> [PROBLEM STATEMENT]:
Take the entries below and reproduce them word for word.

━━━━━ ITEMS ━━━━━

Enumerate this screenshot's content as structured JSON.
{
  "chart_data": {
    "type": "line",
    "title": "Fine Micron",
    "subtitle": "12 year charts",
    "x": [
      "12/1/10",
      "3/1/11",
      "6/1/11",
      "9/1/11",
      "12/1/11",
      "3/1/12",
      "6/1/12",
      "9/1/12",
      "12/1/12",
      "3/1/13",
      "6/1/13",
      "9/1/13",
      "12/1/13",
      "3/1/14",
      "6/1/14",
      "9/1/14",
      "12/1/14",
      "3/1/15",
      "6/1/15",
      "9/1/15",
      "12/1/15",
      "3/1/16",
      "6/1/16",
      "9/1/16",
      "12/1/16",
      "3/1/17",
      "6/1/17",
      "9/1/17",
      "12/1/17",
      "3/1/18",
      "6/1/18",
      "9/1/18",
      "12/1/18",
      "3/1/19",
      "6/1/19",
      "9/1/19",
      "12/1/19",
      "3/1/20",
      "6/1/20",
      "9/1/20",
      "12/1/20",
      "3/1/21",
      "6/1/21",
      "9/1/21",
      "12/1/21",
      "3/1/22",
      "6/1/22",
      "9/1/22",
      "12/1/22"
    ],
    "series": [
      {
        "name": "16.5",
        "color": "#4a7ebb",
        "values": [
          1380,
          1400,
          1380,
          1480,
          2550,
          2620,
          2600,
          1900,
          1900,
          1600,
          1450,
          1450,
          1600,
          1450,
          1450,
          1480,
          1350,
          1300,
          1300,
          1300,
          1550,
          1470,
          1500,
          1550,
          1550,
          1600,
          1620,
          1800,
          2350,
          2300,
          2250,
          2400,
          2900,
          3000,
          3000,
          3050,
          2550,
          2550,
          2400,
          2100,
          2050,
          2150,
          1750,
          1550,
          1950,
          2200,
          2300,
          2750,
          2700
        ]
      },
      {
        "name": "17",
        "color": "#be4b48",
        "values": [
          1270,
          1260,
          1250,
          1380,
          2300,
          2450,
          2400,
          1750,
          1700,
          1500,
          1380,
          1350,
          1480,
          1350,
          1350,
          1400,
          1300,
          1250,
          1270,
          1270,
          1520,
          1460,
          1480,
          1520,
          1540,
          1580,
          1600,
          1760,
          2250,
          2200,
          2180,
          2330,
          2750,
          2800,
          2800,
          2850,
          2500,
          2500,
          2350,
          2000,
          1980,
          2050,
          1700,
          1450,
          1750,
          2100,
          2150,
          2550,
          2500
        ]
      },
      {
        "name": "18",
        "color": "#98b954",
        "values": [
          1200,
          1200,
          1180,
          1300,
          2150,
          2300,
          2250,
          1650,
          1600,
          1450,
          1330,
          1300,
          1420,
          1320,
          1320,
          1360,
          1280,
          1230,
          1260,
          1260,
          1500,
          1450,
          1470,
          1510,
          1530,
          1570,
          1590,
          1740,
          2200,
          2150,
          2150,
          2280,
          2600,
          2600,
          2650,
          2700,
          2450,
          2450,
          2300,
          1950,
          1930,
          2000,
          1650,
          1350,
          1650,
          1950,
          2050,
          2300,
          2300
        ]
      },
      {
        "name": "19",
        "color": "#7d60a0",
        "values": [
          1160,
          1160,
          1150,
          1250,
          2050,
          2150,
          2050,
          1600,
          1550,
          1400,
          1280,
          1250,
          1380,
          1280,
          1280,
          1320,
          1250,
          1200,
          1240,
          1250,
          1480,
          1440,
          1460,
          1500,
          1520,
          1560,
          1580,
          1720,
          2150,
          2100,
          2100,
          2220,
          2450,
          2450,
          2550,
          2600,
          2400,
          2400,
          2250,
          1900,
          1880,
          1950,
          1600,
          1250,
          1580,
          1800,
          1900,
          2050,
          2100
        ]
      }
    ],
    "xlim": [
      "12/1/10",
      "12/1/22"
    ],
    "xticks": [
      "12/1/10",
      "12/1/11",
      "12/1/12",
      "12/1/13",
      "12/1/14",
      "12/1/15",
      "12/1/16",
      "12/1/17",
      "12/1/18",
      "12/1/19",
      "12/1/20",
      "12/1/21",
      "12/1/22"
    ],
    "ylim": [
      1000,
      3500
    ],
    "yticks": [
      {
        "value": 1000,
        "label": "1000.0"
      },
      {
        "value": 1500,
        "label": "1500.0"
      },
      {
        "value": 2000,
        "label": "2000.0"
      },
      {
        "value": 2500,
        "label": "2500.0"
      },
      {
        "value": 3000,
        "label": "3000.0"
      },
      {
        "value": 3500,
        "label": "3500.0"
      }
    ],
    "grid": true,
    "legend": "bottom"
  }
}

━━━━━

> [WRITTEN SOLUTION]:
Enumerate this screenshot's content as structured JSON.
{
  "chart_data": {
    "type": "line",
    "title": "Fine Micron",
    "subtitle": "12 year charts",
    "x": [
      "12/1/10",
      "3/1/11",
      "6/1/11",
      "9/1/11",
      "12/1/11",
      "3/1/12",
      "6/1/12",
      "9/1/12",
      "12/1/12",
      "3/1/13",
      "6/1/13",
      "9/1/13",
      "12/1/13",
      "3/1/14",
      "6/1/14",
      "9/1/14",
      "12/1/14",
      "3/1/15",
      "6/1/15",
      "9/1/15",
      "12/1/15",
      "3/1/16",
      "6/1/16",
      "9/1/16",
      "12/1/16",
      "3/1/17",
      "6/1/17",
      "9/1/17",
      "12/1/17",
      "3/1/18",
      "6/1/18",
      "9/1/18",
      "12/1/18",
      "3/1/19",
      "6/1/19",
      "9/1/19",
      "12/1/19",
      "3/1/20",
      "6/1/20",
      "9/1/20",
      "12/1/20",
      "3/1/21",
      "6/1/21",
      "9/1/21",
      "12/1/21",
      "3/1/22",
      "6/1/22",
      "9/1/22",
      "12/1/22"
    ],
    "series": [
      {
        "name": "16.5",
        "color": "#4a7ebb",
        "values": [
          1380,
          1400,
          1380,
          1480,
          2550,
          2620,
          2600,
          1900,
          1900,
          1600,
          1450,
          1450,
          1600,
          1450,
          1450,
          1480,
          1350,
          1300,
          1300,
          1300,
          1550,
          1470,
          1500,
          1550,
          1550,
          1600,
          1620,
          1800,
          2350,
          2300,
          2250,
          2400,
          2900,
          3000,
          3000,
          3050,
          2550,
          2550,
          2400,
          2100,
          2050,
          2150,
          1750,
          1550,
          1950,
          2200,
          2300,
          2750,
          2700
        ]
      },
      {
        "name": "17",
        "color": "#be4b48",
        "values": [
          1270,
          1260,
          1250,
          1380,
          2300,
          2450,
          2400,
          1750,
          1700,
          1500,
          1380,
          1350,
          1480,
          1350,
          1350,
          1400,
          1300,
          1250,
          1270,
          1270,
          1520,
          1460,
          1480,
          1520,
          1540,
          1580,
          1600,
          1760,
          2250,
          2200,
          2180,
          2330,
          2750,
          2800,
          2800,
          2850,
          2500,
          2500,
          2350,
          2000,
          1980,
          2050,
          1700,
          1450,
          1750,
          2100,
          2150,
          2550,
          2500
        ]
      },
      {
        "name": "18",
        "color": "#98b954",
        "values": [
          1200,
          1200,
          1180,
          1300,
          2150,
          2300,
          2250,
          1650,
          1600,
          1450,
          1330,
          1300,
          1420,
          1320,
          1320,
          1360,
          1280,
          1230,
          1260,
          1260,
          1500,
          1450,
          1470,
          1510,
          1530,
          1570,
          1590,
          1740,
          2200,
          2150,
          2150,
          2280,
          2600,
          2600,
          2650,
          2700,
          2450,
          2450,
          2300,
          1950,
          1930,
          2000,
          1650,
          1350,
          1650,
          1950,
          2050,
          2300,
          2300
        ]
      },
      {
        "name": "19",
        "color": "#7d60a0",
        "values": [
          1160,
          1160,
          1150,
          1250,
          2050,
          2150,
          2050,
          1600,
          1550,
          1400,
          1280,
          1250,
          1380,
          1280,
          1280,
          1320,
          1250,
          1200,
          1240,
          1250,
          1480,
          1440,
          1460,
          1500,
          1520,
          1560,
          1580,
          1720,
          2150,
          2100,
          2100,
          2220,
          2450,
          2450,
          2550,
          2600,
          2400,
          2400,
          2250,
          1900,
          1880,
          1950,
          1600,
          1250,
          1580,
          1800,
          1900,
          2050,
          2100
        ]
      }
    ],
    "xlim": [
      "12/1/10",
      "12/1/22"
    ],
    "xticks": [
      "12/1/10",
      "12/1/11",
      "12/1/12",
      "12/1/13",
      "12/1/14",
      "12/1/15",
      "12/1/16",
      "12/1/17",
      "12/1/18",
      "12/1/19",
      "12/1/20",
      "12/1/21",
      "12/1/22"
    ],
    "ylim": [
      1000,
      3500
    ],
    "yticks": [
      {
        "value": 1000,
        "label": "1000.0"
      },
      {
        "value": 1500,
        "label": "1500.0"
      },
      {
        "value": 2000,
        "label": "2000.0"
      },
      {
        "value": 2500,
        "label": "2500.0"
      },
      {
        "value": 3000,
        "label": "3000.0"
      },
      {
        "value": 3500,
        "label": "3500.0"
      }
    ],
    "grid": true,
    "legend": "bottom"
  }
}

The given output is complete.